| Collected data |
◆ ◆ ◆ ◆

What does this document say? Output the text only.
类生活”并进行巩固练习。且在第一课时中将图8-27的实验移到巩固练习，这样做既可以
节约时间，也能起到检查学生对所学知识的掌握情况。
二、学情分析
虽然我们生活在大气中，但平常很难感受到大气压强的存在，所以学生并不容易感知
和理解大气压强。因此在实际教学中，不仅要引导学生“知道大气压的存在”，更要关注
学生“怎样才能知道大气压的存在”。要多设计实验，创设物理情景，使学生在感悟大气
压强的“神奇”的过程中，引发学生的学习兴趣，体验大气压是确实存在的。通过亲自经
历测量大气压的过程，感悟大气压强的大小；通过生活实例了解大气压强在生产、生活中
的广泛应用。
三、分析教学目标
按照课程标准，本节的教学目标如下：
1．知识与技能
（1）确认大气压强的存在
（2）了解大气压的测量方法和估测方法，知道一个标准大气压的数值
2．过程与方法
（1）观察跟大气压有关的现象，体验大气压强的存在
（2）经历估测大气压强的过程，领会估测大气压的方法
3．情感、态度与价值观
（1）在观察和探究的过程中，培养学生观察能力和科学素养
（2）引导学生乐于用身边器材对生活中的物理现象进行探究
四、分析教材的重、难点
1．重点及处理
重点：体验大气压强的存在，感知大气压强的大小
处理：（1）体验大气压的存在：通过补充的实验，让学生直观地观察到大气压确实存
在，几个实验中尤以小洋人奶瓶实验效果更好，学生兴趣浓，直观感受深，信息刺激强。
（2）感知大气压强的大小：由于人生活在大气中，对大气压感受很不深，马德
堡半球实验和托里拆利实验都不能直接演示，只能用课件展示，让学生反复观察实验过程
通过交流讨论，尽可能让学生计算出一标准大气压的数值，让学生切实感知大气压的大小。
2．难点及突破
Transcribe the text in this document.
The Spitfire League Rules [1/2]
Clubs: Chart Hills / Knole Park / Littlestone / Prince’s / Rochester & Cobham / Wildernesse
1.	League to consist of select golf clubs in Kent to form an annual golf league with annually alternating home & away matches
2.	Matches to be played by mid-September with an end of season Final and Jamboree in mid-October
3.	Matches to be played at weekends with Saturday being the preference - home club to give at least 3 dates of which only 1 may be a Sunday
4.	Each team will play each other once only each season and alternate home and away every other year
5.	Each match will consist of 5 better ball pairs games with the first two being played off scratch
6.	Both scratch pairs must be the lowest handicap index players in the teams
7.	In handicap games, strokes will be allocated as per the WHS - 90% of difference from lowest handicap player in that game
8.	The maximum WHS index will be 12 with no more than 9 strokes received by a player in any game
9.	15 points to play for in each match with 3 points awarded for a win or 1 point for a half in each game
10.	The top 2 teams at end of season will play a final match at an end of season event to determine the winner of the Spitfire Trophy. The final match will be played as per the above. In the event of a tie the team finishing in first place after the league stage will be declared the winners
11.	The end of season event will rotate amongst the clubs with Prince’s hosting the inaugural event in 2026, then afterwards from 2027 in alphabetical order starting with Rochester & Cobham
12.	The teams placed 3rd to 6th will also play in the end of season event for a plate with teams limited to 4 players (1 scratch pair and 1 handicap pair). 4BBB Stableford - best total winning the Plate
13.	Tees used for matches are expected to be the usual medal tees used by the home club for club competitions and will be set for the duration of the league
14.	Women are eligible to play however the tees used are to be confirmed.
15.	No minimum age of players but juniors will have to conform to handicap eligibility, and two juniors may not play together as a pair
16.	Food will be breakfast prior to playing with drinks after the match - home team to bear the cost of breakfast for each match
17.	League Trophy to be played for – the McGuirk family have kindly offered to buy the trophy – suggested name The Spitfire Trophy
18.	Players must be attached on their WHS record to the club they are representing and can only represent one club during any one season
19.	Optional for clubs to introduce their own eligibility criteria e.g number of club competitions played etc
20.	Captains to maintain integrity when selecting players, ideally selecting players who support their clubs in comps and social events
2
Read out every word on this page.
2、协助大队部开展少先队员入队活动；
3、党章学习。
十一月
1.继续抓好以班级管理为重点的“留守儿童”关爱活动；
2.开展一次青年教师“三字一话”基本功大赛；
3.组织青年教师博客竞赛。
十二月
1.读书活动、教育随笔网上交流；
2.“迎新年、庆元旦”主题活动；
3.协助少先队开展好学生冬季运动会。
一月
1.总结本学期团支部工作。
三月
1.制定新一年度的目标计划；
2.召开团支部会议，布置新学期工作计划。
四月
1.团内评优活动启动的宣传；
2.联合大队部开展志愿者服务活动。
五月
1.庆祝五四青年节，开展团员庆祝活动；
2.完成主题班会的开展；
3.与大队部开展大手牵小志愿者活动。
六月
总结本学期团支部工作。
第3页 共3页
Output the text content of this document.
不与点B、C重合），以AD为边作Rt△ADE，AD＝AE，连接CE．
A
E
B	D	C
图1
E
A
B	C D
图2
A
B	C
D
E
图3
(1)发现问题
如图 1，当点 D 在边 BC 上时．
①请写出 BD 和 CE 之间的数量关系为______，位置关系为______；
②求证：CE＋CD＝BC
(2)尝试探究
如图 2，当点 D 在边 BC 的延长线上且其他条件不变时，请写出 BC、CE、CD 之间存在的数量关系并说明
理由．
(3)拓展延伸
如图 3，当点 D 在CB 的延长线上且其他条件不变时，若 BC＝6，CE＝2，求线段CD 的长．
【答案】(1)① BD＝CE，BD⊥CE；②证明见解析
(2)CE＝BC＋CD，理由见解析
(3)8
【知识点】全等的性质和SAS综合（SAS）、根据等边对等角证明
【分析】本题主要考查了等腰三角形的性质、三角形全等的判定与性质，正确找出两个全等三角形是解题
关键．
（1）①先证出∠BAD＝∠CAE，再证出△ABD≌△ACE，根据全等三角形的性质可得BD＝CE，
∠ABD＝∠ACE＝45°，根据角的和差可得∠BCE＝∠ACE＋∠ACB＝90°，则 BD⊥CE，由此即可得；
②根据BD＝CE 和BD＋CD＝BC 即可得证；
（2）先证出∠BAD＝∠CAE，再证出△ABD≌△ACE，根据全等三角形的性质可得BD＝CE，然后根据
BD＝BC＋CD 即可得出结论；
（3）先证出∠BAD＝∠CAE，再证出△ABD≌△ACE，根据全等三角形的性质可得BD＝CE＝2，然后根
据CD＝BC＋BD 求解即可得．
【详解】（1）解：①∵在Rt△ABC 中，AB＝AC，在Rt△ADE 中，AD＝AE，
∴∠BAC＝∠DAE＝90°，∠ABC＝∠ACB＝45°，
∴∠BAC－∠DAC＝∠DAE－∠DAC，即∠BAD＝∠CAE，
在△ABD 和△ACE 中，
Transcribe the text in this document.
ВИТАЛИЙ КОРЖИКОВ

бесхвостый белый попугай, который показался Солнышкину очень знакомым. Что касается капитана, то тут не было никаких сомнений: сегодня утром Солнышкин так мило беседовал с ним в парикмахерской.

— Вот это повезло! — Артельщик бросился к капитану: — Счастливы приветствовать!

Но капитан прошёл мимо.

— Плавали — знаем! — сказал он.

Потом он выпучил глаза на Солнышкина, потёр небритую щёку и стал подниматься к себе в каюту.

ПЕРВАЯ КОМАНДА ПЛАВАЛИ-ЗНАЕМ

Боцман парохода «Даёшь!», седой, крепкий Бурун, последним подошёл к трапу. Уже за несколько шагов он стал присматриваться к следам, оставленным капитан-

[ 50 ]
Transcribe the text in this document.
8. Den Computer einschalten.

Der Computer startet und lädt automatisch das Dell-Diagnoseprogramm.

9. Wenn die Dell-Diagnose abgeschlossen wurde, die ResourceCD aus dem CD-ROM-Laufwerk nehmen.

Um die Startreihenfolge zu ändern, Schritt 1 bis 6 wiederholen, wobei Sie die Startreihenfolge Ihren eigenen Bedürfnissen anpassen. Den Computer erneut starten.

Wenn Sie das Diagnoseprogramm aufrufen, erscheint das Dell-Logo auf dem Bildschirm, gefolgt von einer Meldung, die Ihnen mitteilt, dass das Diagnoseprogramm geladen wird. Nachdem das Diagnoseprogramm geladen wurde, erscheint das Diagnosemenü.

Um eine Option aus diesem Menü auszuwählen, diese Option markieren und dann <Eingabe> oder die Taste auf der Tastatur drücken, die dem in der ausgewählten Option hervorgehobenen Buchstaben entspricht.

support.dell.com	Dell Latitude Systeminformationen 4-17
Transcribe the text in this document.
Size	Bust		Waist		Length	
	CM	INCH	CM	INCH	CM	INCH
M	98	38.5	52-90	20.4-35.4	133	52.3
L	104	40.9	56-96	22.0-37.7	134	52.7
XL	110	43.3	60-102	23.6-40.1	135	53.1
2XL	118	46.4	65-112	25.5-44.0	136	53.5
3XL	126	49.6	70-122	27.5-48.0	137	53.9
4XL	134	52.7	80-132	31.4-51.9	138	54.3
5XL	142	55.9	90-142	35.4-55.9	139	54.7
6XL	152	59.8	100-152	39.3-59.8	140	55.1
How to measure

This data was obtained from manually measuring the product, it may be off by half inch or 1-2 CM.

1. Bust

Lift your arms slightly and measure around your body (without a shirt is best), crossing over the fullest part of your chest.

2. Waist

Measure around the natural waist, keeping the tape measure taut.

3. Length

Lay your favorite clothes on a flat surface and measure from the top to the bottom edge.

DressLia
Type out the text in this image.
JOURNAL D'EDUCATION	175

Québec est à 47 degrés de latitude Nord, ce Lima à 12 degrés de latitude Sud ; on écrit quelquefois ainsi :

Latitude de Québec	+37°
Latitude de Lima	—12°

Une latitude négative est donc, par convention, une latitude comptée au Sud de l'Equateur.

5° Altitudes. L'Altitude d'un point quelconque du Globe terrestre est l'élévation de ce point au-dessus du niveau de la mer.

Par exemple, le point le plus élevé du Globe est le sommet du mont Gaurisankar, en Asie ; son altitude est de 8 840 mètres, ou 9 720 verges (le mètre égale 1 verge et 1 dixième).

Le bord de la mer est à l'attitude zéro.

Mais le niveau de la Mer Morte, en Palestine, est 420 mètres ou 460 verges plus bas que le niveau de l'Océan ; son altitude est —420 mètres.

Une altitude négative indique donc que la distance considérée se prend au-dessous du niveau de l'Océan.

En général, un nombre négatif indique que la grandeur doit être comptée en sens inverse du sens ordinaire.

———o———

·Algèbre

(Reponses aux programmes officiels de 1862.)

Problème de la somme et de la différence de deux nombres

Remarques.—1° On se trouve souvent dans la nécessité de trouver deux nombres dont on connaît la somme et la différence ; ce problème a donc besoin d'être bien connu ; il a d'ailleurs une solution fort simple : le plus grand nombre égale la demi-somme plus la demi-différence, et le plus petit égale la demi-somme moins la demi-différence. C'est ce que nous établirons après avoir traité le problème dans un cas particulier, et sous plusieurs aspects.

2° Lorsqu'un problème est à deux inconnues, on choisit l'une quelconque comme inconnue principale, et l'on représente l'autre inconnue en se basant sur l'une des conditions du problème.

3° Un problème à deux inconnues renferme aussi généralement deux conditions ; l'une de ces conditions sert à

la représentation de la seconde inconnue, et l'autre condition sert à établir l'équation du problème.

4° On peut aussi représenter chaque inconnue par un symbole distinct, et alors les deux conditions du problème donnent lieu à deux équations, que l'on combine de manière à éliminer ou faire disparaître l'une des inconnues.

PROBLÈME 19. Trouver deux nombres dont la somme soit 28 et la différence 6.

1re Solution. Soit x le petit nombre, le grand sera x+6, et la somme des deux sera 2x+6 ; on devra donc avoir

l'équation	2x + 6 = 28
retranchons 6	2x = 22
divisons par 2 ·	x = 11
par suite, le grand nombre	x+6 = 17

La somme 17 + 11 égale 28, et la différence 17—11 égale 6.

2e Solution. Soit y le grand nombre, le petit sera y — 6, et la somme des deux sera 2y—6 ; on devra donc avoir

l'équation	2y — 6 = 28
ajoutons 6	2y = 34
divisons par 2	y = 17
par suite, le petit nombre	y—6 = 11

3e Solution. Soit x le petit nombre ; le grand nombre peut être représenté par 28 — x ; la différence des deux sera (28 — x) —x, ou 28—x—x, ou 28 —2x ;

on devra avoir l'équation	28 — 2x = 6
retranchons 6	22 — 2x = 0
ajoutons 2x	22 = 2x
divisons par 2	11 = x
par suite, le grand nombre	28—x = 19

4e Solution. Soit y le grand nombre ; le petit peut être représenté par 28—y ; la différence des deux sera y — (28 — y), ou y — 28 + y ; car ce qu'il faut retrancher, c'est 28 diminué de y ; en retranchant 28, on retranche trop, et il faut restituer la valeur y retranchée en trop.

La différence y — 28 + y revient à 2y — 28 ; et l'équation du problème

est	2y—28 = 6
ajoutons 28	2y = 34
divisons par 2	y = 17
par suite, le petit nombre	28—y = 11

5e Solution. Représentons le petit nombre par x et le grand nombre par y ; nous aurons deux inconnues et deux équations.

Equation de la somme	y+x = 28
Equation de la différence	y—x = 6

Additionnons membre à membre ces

◆ ◆ ◆ ◆

Of the lines in this data, how many contain "must"? Reply with only the number.

| Completed exercise |
2